(Dataset records)
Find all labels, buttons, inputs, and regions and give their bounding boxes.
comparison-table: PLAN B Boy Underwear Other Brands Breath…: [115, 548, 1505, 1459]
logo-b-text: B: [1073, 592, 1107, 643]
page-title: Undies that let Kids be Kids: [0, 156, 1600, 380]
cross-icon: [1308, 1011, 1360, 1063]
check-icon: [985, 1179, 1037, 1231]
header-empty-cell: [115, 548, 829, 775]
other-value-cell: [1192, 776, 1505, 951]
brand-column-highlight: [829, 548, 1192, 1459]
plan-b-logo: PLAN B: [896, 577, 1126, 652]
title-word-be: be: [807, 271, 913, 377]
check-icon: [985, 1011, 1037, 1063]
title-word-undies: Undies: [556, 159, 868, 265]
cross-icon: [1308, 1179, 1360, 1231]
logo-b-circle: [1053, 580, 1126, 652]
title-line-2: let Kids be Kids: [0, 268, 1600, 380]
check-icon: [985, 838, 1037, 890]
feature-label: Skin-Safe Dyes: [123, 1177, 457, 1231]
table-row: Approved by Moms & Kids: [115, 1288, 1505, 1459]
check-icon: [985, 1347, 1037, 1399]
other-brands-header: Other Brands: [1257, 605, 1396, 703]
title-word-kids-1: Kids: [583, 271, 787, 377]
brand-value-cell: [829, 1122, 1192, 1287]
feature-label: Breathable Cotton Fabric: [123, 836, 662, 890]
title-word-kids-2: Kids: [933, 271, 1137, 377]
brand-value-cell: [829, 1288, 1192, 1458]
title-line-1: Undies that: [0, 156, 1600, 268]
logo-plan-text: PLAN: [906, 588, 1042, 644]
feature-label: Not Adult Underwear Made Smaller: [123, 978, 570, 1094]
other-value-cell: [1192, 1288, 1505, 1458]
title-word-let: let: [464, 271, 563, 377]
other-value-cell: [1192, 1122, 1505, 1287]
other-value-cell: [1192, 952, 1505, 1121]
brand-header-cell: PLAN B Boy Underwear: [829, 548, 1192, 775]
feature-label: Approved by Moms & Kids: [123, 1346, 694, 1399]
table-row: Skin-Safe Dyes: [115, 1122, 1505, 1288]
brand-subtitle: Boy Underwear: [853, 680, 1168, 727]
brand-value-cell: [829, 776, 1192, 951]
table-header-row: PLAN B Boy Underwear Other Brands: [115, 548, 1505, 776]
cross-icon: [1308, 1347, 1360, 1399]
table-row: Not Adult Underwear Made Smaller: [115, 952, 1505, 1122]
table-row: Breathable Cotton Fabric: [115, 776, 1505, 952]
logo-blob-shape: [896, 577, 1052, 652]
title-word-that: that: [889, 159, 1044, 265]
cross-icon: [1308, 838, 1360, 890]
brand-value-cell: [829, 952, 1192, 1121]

Exercise objective :: Turn every line of the records above into a numbered list, leaving out any blank lines.

Output ::
1. Find all labels, buttons, inputs, and regions and give their bounding boxes.
2. comparison-table: PLAN B Boy Underwear Other Brands Breath…: [115, 548, 1505, 1459]
3. logo-b-text: B: [1073, 592, 1107, 643]
4. page-title: Undies that let Kids be Kids: [0, 156, 1600, 380]
5. cross-icon: [1308, 1011, 1360, 1063]
6. check-icon: [985, 1179, 1037, 1231]
7. header-empty-cell: [115, 548, 829, 775]
8. other-value-cell: [1192, 776, 1505, 951]
9. brand-column-highlight: [829, 548, 1192, 1459]
10. plan-b-logo: PLAN B: [896, 577, 1126, 652]
11. title-word-be: be: [807, 271, 913, 377]
12. check-icon: [985, 1011, 1037, 1063]
13. title-word-undies: Undies: [556, 159, 868, 265]
14. cross-icon: [1308, 1179, 1360, 1231]
15. logo-b-circle: [1053, 580, 1126, 652]
16. title-line-2: let Kids be Kids: [0, 268, 1600, 380]
17. check-icon: [985, 838, 1037, 890]
18. feature-label: Skin-Safe Dyes: [123, 1177, 457, 1231]
19. table-row: Approved by Moms & Kids: [115, 1288, 1505, 1459]
20. check-icon: [985, 1347, 1037, 1399]
21. other-brands-header: Other Brands: [1257, 605, 1396, 703]
22. title-word-kids-1: Kids: [583, 271, 787, 377]
23. brand-value-cell: [829, 1122, 1192, 1287]
24. feature-label: Breathable Cotton Fabric: [123, 836, 662, 890]
25. title-word-kids-2: Kids: [933, 271, 1137, 377]
26. brand-value-cell: [829, 1288, 1192, 1458]
27. title-line-1: Undies that: [0, 156, 1600, 268]
28. logo-plan-text: PLAN: [906, 588, 1042, 644]
29. feature-label: Not Adult Underwear Made Smaller: [123, 978, 570, 1094]
30. other-value-cell: [1192, 1288, 1505, 1458]
31. title-word-let: let: [464, 271, 563, 377]
32. other-value-cell: [1192, 1122, 1505, 1287]
33. other-value-cell: [1192, 952, 1505, 1121]
34. brand-header-cell: PLAN B Boy Underwear: [829, 548, 1192, 775]
35. feature-label: Approved by Moms & Kids: [123, 1346, 694, 1399]
36. table-row: Skin-Safe Dyes: [115, 1122, 1505, 1288]
37. brand-subtitle: Boy Underwear: [853, 680, 1168, 727]
38. brand-value-cell: [829, 776, 1192, 951]
39. table-header-row: PLAN B Boy Underwear Other Brands: [115, 548, 1505, 776]
40. cross-icon: [1308, 1347, 1360, 1399]
41. table-row: Not Adult Underwear Made Smaller: [115, 952, 1505, 1122]
42. table-row: Breathable Cotton Fabric: [115, 776, 1505, 952]
43. logo-blob-shape: [896, 577, 1052, 652]
44. title-word-that: that: [889, 159, 1044, 265]
45. cross-icon: [1308, 838, 1360, 890]
46. brand-value-cell: [829, 952, 1192, 1121]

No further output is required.